─── Provided text ───
Sunday Night Football Week 17 Selection Post-Mortem

Week 17 (January 2):

  • Selected game: St. Louis @ Seattle.

Two years ago, two sports-media columnists got into an argument over whether the NFL was compelled to select an AFC game for Sunday Night Football Week 17. One of them claimed that the NFL was bound to keep the balance of primetime games taken from CBS and Fox relatively even, and the NFL had taken so many Fox games that they absolutely had to take a CBS game Week 17. The other disputed his claim but eventually conceded, and it turned out to be irrelevant because the only game guaranteed to be relevant before primetime was Broncos-Chargers for the AFC West crown.

But for me, that was only the beginning. After all, a rule like this would surely be relevant to my own attempts to predict the Sunday Night games, so even though the columnists in question never directly stated what it was, I surely needed to know. Intrigued, I decided to count the number of games taken from each network over the course of that season and found that the balance was Fox 22, CBS 19. That meant that the balance couldn’t exceed 22-20, which didn’t make sense to me that a rule that restrictive would be that obscure (after all, the NFL would be constantly restricted from flexing away from one network throughout the season!). Still, for the last two seasons, the initial distribution of primetime games has fit the 22-20 rule. This season, however, it will not end that way. With the selection of Rams-Seahawks in primetime Sunday night, the final distribution will be Fox 24, CBS 19. (The decision by the NFL to go head-to-head with the World Series added an additional primetime game.)
─── Recorded information ───
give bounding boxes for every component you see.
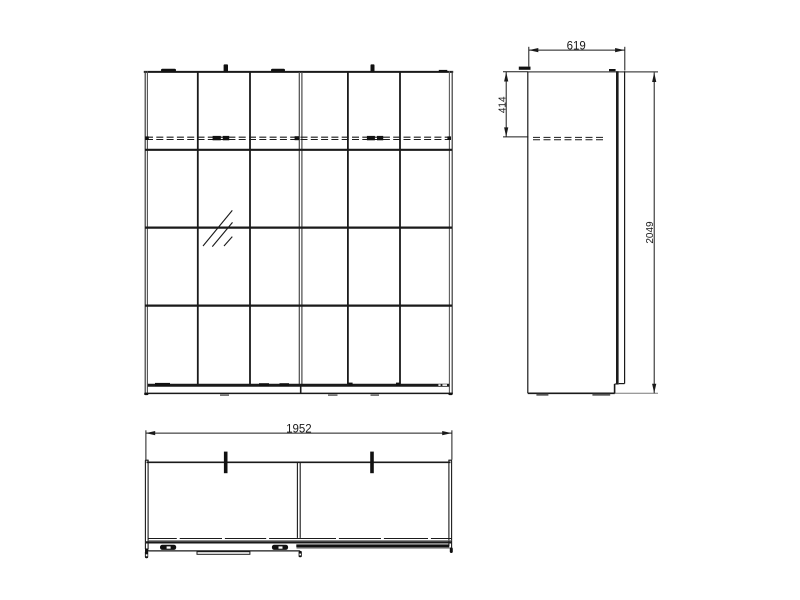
───
## Given task 1
Using the Week 17 selection post-mortem, answer these questions:
(a) Which game was selected for Week 17?
(b) Two years ago, which game was the only one guaranteed to be relevant before primetime?
(c) What will the final distribution of primetime games between Fox and CBS be this season?
## Given task 2
Reproduce word for word the passage of the Week 17 selection post-mortem that begins at the words "Week 17 (January" and stops after the words "AFC West crown.".

## Complete answer 1
(a) St. Louis @ Seattle.
(b) Broncos-Chargers, for the AFC West crown.
(c) Fox 24, CBS 19.

## Complete answer 2
Week 17 (January 2):

  • Selected game: St. Louis @ Seattle.

Two years ago, two sports-media columnists got into an argument over whether the NFL was compelled to select an AFC game for Sunday Night Football Week 17. One of them claimed that the NFL was bound to keep the balance of primetime games taken from CBS and Fox relatively even, and the NFL had taken so many Fox games that they absolutely had to take a CBS game Week 17. The other disputed his claim but eventually conceded, and it turned out to be irrelevant because the only game guaranteed to be relevant before primetime was Broncos-Chargers for the AFC West crown.